■ WHAT YOU NEED TO DO
Retype each entry below, keeping every character the same.

[Extracted data entries]

......

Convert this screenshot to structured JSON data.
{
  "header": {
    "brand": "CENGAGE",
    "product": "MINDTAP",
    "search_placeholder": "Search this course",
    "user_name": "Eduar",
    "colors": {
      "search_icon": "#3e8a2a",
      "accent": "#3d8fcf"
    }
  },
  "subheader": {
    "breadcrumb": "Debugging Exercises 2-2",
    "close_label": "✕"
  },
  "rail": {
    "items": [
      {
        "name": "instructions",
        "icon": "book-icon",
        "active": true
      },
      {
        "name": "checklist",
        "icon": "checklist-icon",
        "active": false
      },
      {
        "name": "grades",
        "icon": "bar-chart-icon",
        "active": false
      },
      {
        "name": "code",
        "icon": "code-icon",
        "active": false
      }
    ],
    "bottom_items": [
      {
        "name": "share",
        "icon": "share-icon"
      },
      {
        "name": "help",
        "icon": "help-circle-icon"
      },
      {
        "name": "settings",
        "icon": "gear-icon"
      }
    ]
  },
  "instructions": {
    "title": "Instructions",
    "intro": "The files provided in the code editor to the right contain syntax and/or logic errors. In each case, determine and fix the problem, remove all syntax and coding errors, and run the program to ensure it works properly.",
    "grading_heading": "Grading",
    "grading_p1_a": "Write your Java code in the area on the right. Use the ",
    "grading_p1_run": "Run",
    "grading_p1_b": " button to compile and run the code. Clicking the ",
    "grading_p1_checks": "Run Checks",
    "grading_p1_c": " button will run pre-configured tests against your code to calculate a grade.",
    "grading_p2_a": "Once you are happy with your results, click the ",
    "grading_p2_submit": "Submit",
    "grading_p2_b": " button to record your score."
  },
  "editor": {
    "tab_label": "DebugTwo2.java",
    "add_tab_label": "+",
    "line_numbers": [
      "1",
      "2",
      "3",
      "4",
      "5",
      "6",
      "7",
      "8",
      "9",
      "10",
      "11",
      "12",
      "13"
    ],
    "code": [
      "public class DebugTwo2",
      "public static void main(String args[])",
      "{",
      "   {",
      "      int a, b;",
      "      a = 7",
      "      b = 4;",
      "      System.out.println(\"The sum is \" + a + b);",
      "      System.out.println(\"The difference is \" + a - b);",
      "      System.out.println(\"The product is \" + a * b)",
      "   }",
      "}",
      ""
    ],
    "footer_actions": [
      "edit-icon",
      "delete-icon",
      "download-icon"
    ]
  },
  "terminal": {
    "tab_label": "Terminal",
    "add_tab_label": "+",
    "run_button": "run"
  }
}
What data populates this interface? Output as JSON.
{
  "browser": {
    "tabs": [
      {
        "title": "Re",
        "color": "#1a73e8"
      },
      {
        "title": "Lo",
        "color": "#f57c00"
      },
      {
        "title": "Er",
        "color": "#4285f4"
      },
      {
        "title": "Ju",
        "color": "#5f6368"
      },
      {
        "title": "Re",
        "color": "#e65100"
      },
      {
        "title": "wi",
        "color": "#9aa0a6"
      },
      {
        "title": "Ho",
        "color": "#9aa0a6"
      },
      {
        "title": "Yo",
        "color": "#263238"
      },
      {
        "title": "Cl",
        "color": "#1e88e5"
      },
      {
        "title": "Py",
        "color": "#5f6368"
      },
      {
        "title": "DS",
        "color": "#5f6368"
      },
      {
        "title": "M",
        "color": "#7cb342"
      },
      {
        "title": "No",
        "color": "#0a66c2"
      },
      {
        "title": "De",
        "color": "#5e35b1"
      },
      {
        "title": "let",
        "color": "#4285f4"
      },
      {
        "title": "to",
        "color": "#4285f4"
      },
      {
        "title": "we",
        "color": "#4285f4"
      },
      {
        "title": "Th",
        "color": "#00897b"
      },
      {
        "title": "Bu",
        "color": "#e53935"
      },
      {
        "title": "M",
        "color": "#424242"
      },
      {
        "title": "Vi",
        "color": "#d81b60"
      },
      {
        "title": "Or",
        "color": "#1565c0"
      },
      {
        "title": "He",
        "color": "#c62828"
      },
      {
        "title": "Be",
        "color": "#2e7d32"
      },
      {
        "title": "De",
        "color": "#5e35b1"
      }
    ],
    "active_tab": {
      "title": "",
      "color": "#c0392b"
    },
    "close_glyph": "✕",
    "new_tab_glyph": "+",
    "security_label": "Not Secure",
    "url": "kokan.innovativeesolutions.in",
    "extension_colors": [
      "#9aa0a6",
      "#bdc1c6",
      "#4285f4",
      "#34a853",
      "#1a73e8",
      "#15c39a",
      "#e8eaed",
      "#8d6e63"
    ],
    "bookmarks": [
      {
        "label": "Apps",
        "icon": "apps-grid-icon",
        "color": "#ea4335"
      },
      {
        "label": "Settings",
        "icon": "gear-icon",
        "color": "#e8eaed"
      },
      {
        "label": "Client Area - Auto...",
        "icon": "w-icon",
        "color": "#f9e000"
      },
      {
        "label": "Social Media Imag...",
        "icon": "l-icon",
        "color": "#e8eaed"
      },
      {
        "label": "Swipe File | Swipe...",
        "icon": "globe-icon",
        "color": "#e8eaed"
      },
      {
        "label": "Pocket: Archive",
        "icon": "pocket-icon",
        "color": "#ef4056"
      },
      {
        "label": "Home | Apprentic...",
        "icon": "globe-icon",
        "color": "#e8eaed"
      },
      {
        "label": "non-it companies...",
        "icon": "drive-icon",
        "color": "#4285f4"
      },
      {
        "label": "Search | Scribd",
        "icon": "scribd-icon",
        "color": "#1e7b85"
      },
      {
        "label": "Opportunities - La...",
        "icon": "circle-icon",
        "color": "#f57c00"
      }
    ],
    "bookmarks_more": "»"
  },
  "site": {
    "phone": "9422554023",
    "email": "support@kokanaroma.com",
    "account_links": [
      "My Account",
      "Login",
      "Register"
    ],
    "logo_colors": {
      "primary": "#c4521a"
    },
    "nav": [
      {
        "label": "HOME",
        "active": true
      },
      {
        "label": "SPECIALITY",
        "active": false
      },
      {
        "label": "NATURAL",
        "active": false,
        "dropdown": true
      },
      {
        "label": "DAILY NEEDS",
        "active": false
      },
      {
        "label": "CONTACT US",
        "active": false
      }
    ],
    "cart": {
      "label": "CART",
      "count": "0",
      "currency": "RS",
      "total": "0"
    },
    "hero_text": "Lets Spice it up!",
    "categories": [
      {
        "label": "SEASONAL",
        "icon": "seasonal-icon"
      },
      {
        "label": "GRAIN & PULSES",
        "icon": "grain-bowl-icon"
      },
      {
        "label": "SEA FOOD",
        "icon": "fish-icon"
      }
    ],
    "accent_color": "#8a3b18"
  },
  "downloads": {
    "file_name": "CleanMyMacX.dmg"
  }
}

......

■ RIGHT ANSWER
Convert this screenshot to structured JSON data.
{
  "header": {
    "brand": "CENGAGE",
    "product": "MINDTAP",
    "search_placeholder": "Search this course",
    "user_name": "Eduar",
    "colors": {
      "search_icon": "#3e8a2a",
      "accent": "#3d8fcf"
    }
  },
  "subheader": {
    "breadcrumb": "Debugging Exercises 2-2",
    "close_label": "✕"
  },
  "rail": {
    "items": [
      {
        "name": "instructions",
        "icon": "book-icon",
        "active": true
      },
      {
        "name": "checklist",
        "icon": "checklist-icon",
        "active": false
      },
      {
        "name": "grades",
        "icon": "bar-chart-icon",
        "active": false
      },
      {
        "name": "code",
        "icon": "code-icon",
        "active": false
      }
    ],
    "bottom_items": [
      {
        "name": "share",
        "icon": "share-icon"
      },
      {
        "name": "help",
        "icon": "help-circle-icon"
      },
      {
        "name": "settings",
        "icon": "gear-icon"
      }
    ]
  },
  "instructions": {
    "title": "Instructions",
    "intro": "The files provided in the code editor to the right contain syntax and/or logic errors. In each case, determine and fix the problem, remove all syntax and coding errors, and run the program to ensure it works properly.",
    "grading_heading": "Grading",
    "grading_p1_a": "Write your Java code in the area on the right. Use the ",
    "grading_p1_run": "Run",
    "grading_p1_b": " button to compile and run the code. Clicking the ",
    "grading_p1_checks": "Run Checks",
    "grading_p1_c": " button will run pre-configured tests against your code to calculate a grade.",
    "grading_p2_a": "Once you are happy with your results, click the ",
    "grading_p2_submit": "Submit",
    "grading_p2_b": " button to record your score."
  },
  "editor": {
    "tab_label": "DebugTwo2.java",
    "add_tab_label": "+",
    "line_numbers": [
      "1",
      "2",
      "3",
      "4",
      "5",
      "6",
      "7",
      "8",
      "9",
      "10",
      "11",
      "12",
      "13"
    ],
    "code": [
      "public class DebugTwo2",
      "public static void main(String args[])",
      "{",
      "   {",
      "      int a, b;",
      "      a = 7",
      "      b = 4;",
      "      System.out.println(\"The sum is \" + a + b);",
      "      System.out.println(\"The difference is \" + a - b);",
      "      System.out.println(\"The product is \" + a * b)",
      "   }",
      "}",
      ""
    ],
    "footer_actions": [
      "edit-icon",
      "delete-icon",
      "download-icon"
    ]
  },
  "terminal": {
    "tab_label": "Terminal",
    "add_tab_label": "+",
    "run_button": "run"
  }
}
What data populates this interface? Output as JSON.
{
  "browser": {
    "tabs": [
      {
        "title": "Re",
        "color": "#1a73e8"
      },
      {
        "title": "Lo",
        "color": "#f57c00"
      },
      {
        "title": "Er",
        "color": "#4285f4"
      },
      {
        "title": "Ju",
        "color": "#5f6368"
      },
      {
        "title": "Re",
        "color": "#e65100"
      },
      {
        "title": "wi",
        "color": "#9aa0a6"
      },
      {
        "title": "Ho",
        "color": "#9aa0a6"
      },
      {
        "title": "Yo",
        "color": "#263238"
      },
      {
        "title": "Cl",
        "color": "#1e88e5"
      },
      {
        "title": "Py",
        "color": "#5f6368"
      },
      {
        "title": "DS",
        "color": "#5f6368"
      },
      {
        "title": "M",
        "color": "#7cb342"
      },
      {
        "title": "No",
        "color": "#0a66c2"
      },
      {
        "title": "De",
        "color": "#5e35b1"
      },
      {
        "title": "let",
        "color": "#4285f4"
      },
      {
        "title": "to",
        "color": "#4285f4"
      },
      {
        "title": "we",
        "color": "#4285f4"
      },
      {
        "title": "Th",
        "color": "#00897b"
      },
      {
        "title": "Bu",
        "color": "#e53935"
      },
      {
        "title": "M",
        "color": "#424242"
      },
      {
        "title": "Vi",
        "color": "#d81b60"
      },
      {
        "title": "Or",
        "color": "#1565c0"
      },
      {
        "title": "He",
        "color": "#c62828"
      },
      {
        "title": "Be",
        "color": "#2e7d32"
      },
      {
        "title": "De",
        "color": "#5e35b1"
      }
    ],
    "active_tab": {
      "title": "",
      "color": "#c0392b"
    },
    "close_glyph": "✕",
    "new_tab_glyph": "+",
    "security_label": "Not Secure",
    "url": "kokan.innovativeesolutions.in",
    "extension_colors": [
      "#9aa0a6",
      "#bdc1c6",
      "#4285f4",
      "#34a853",
      "#1a73e8",
      "#15c39a",
      "#e8eaed",
      "#8d6e63"
    ],
    "bookmarks": [
      {
        "label": "Apps",
        "icon": "apps-grid-icon",
        "color": "#ea4335"
      },
      {
        "label": "Settings",
        "icon": "gear-icon",
        "color": "#e8eaed"
      },
      {
        "label": "Client Area - Auto...",
        "icon": "w-icon",
        "color": "#f9e000"
      },
      {
        "label": "Social Media Imag...",
        "icon": "l-icon",
        "color": "#e8eaed"
      },
      {
        "label": "Swipe File | Swipe...",
        "icon": "globe-icon",
        "color": "#e8eaed"
      },
      {
        "label": "Pocket: Archive",
        "icon": "pocket-icon",
        "color": "#ef4056"
      },
      {
        "label": "Home | Apprentic...",
        "icon": "globe-icon",
        "color": "#e8eaed"
      },
      {
        "label": "non-it companies...",
        "icon": "drive-icon",
        "color": "#4285f4"
      },
      {
        "label": "Search | Scribd",
        "icon": "scribd-icon",
        "color": "#1e7b85"
      },
      {
        "label": "Opportunities - La...",
        "icon": "circle-icon",
        "color": "#f57c00"
      }
    ],
    "bookmarks_more": "»"
  },
  "site": {
    "phone": "9422554023",
    "email": "support@kokanaroma.com",
    "account_links": [
      "My Account",
      "Login",
      "Register"
    ],
    "logo_colors": {
      "primary": "#c4521a"
    },
    "nav": [
      {
        "label": "HOME",
        "active": true
      },
      {
        "label": "SPECIALITY",
        "active": false
      },
      {
        "label": "NATURAL",
        "active": false,
        "dropdown": true
      },
      {
        "label": "DAILY NEEDS",
        "active": false
      },
      {
        "label": "CONTACT US",
        "active": false
      }
    ],
    "cart": {
      "label": "CART",
      "count": "0",
      "currency": "RS",
      "total": "0"
    },
    "hero_text": "Lets Spice it up!",
    "categories": [
      {
        "label": "SEASONAL",
        "icon": "seasonal-icon"
      },
      {
        "label": "GRAIN & PULSES",
        "icon": "grain-bowl-icon"
      },
      {
        "label": "SEA FOOD",
        "icon": "fish-icon"
      }
    ],
    "accent_color": "#8a3b18"
  },
  "downloads": {
    "file_name": "CleanMyMacX.dmg"
  }
}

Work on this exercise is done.